Request: Every line below must be reproduced exactly. Copy them all.

Records excerpted from a collection:
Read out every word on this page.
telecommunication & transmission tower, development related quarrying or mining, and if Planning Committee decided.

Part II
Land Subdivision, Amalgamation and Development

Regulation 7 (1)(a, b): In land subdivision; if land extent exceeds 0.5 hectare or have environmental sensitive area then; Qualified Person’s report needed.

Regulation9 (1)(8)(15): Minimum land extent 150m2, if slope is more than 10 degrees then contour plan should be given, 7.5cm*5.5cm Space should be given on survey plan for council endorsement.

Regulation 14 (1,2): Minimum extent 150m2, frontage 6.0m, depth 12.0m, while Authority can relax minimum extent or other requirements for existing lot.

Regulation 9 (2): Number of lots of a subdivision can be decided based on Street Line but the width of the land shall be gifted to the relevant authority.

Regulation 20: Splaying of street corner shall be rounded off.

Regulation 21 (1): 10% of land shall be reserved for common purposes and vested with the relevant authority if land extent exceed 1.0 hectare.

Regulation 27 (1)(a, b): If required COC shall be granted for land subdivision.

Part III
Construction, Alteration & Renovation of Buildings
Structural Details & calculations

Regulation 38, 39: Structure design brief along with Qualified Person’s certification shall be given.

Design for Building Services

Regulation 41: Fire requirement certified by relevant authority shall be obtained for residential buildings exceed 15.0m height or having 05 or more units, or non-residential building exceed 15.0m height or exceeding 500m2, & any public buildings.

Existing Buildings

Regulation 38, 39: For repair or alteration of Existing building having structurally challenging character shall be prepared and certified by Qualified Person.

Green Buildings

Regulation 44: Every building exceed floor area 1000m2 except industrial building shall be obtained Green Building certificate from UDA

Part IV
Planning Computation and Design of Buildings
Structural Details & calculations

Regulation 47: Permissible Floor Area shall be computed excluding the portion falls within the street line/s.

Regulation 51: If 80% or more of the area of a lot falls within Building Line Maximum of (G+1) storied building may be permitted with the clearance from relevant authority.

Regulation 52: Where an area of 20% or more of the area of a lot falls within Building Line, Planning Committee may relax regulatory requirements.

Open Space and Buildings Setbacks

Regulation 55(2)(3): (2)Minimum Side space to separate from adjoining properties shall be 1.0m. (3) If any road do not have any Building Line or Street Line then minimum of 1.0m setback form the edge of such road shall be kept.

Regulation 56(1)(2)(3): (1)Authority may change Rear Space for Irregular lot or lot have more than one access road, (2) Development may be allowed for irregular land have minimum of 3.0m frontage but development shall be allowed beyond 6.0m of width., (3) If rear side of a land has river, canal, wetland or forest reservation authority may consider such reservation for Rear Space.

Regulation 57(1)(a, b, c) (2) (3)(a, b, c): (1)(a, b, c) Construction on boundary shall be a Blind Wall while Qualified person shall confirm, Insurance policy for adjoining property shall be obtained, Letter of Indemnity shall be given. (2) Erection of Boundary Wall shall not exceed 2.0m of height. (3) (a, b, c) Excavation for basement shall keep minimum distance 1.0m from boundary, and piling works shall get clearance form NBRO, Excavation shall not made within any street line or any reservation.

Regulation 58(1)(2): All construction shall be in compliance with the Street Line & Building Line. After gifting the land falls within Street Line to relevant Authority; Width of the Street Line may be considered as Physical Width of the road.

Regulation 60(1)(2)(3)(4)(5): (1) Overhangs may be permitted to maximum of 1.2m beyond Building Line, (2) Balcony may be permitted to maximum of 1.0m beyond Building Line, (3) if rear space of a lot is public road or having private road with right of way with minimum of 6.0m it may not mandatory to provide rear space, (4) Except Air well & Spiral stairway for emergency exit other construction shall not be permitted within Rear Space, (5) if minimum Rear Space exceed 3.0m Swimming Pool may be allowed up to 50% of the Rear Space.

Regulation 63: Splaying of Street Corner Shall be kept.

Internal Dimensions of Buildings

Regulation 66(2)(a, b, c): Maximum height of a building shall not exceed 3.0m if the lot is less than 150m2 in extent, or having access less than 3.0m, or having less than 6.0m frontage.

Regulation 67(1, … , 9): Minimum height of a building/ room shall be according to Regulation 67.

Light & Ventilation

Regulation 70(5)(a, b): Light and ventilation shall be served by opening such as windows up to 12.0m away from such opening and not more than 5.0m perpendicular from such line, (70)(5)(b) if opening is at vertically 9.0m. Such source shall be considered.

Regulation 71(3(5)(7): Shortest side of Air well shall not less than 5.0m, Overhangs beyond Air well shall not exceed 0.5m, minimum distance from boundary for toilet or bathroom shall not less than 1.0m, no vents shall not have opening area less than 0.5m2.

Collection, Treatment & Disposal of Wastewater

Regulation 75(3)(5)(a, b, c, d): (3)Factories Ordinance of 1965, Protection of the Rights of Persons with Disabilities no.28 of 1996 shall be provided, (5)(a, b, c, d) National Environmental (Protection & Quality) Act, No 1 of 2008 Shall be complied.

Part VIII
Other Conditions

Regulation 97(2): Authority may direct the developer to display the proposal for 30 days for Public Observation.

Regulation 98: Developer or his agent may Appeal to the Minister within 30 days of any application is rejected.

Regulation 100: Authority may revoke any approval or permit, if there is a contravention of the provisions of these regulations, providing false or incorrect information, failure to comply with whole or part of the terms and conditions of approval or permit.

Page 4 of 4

Solution for this task:
Read out every word on this page.
telecommunication & transmission tower, development related quarrying or mining, and if Planning Committee decided.

Part II
Land Subdivision, Amalgamation and Development

Regulation 7 (1)(a, b): In land subdivision; if land extent exceeds 0.5 hectare or have environmental sensitive area then; Qualified Person’s report needed.

Regulation9 (1)(8)(15): Minimum land extent 150m2, if slope is more than 10 degrees then contour plan should be given, 7.5cm*5.5cm Space should be given on survey plan for council endorsement.

Regulation 14 (1,2): Minimum extent 150m2, frontage 6.0m, depth 12.0m, while Authority can relax minimum extent or other requirements for existing lot.

Regulation 9 (2): Number of lots of a subdivision can be decided based on Street Line but the width of the land shall be gifted to the relevant authority.

Regulation 20: Splaying of street corner shall be rounded off.

Regulation 21 (1): 10% of land shall be reserved for common purposes and vested with the relevant authority if land extent exceed 1.0 hectare.

Regulation 27 (1)(a, b): If required COC shall be granted for land subdivision.

Part III
Construction, Alteration & Renovation of Buildings
Structural Details & calculations

Regulation 38, 39: Structure design brief along with Qualified Person’s certification shall be given.

Design for Building Services

Regulation 41: Fire requirement certified by relevant authority shall be obtained for residential buildings exceed 15.0m height or having 05 or more units, or non-residential building exceed 15.0m height or exceeding 500m2, & any public buildings.

Existing Buildings

Regulation 38, 39: For repair or alteration of Existing building having structurally challenging character shall be prepared and certified by Qualified Person.

Green Buildings

Regulation 44: Every building exceed floor area 1000m2 except industrial building shall be obtained Green Building certificate from UDA

Part IV
Planning Computation and Design of Buildings
Structural Details & calculations

Regulation 47: Permissible Floor Area shall be computed excluding the portion falls within the street line/s.

Regulation 51: If 80% or more of the area of a lot falls within Building Line Maximum of (G+1) storied building may be permitted with the clearance from relevant authority.

Regulation 52: Where an area of 20% or more of the area of a lot falls within Building Line, Planning Committee may relax regulatory requirements.

Open Space and Buildings Setbacks

Regulation 55(2)(3): (2)Minimum Side space to separate from adjoining properties shall be 1.0m. (3) If any road do not have any Building Line or Street Line then minimum of 1.0m setback form the edge of such road shall be kept.

Regulation 56(1)(2)(3): (1)Authority may change Rear Space for Irregular lot or lot have more than one access road, (2) Development may be allowed for irregular land have minimum of 3.0m frontage but development shall be allowed beyond 6.0m of width., (3) If rear side of a land has river, canal, wetland or forest reservation authority may consider such reservation for Rear Space.

Regulation 57(1)(a, b, c) (2) (3)(a, b, c): (1)(a, b, c) Construction on boundary shall be a Blind Wall while Qualified person shall confirm, Insurance policy for adjoining property shall be obtained, Letter of Indemnity shall be given. (2) Erection of Boundary Wall shall not exceed 2.0m of height. (3) (a, b, c) Excavation for basement shall keep minimum distance 1.0m from boundary, and piling works shall get clearance form NBRO, Excavation shall not made within any street line or any reservation.

Regulation 58(1)(2): All construction shall be in compliance with the Street Line & Building Line. After gifting the land falls within Street Line to relevant Authority; Width of the Street Line may be considered as Physical Width of the road.

Regulation 60(1)(2)(3)(4)(5): (1) Overhangs may be permitted to maximum of 1.2m beyond Building Line, (2) Balcony may be permitted to maximum of 1.0m beyond Building Line, (3) if rear space of a lot is public road or having private road with right of way with minimum of 6.0m it may not mandatory to provide rear space, (4) Except Air well & Spiral stairway for emergency exit other construction shall not be permitted within Rear Space, (5) if minimum Rear Space exceed 3.0m Swimming Pool may be allowed up to 50% of the Rear Space.

Regulation 63: Splaying of Street Corner Shall be kept.

Internal Dimensions of Buildings

Regulation 66(2)(a, b, c): Maximum height of a building shall not exceed 3.0m if the lot is less than 150m2 in extent, or having access less than 3.0m, or having less than 6.0m frontage.

Regulation 67(1, … , 9): Minimum height of a building/ room shall be according to Regulation 67.

Light & Ventilation

Regulation 70(5)(a, b): Light and ventilation shall be served by opening such as windows up to 12.0m away from such opening and not more than 5.0m perpendicular from such line, (70)(5)(b) if opening is at vertically 9.0m. Such source shall be considered.

Regulation 71(3(5)(7): Shortest side of Air well shall not less than 5.0m, Overhangs beyond Air well shall not exceed 0.5m, minimum distance from boundary for toilet or bathroom shall not less than 1.0m, no vents shall not have opening area less than 0.5m2.

Collection, Treatment & Disposal of Wastewater

Regulation 75(3)(5)(a, b, c, d): (3)Factories Ordinance of 1965, Protection of the Rights of Persons with Disabilities no.28 of 1996 shall be provided, (5)(a, b, c, d) National Environmental (Protection & Quality) Act, No 1 of 2008 Shall be complied.

Part VIII
Other Conditions

Regulation 97(2): Authority may direct the developer to display the proposal for 30 days for Public Observation.

Regulation 98: Developer or his agent may Appeal to the Minister within 30 days of any application is rejected.

Regulation 100: Authority may revoke any approval or permit, if there is a contravention of the provisions of these regulations, providing false or incorrect information, failure to comply with whole or part of the terms and conditions of approval or permit.

Page 4 of 4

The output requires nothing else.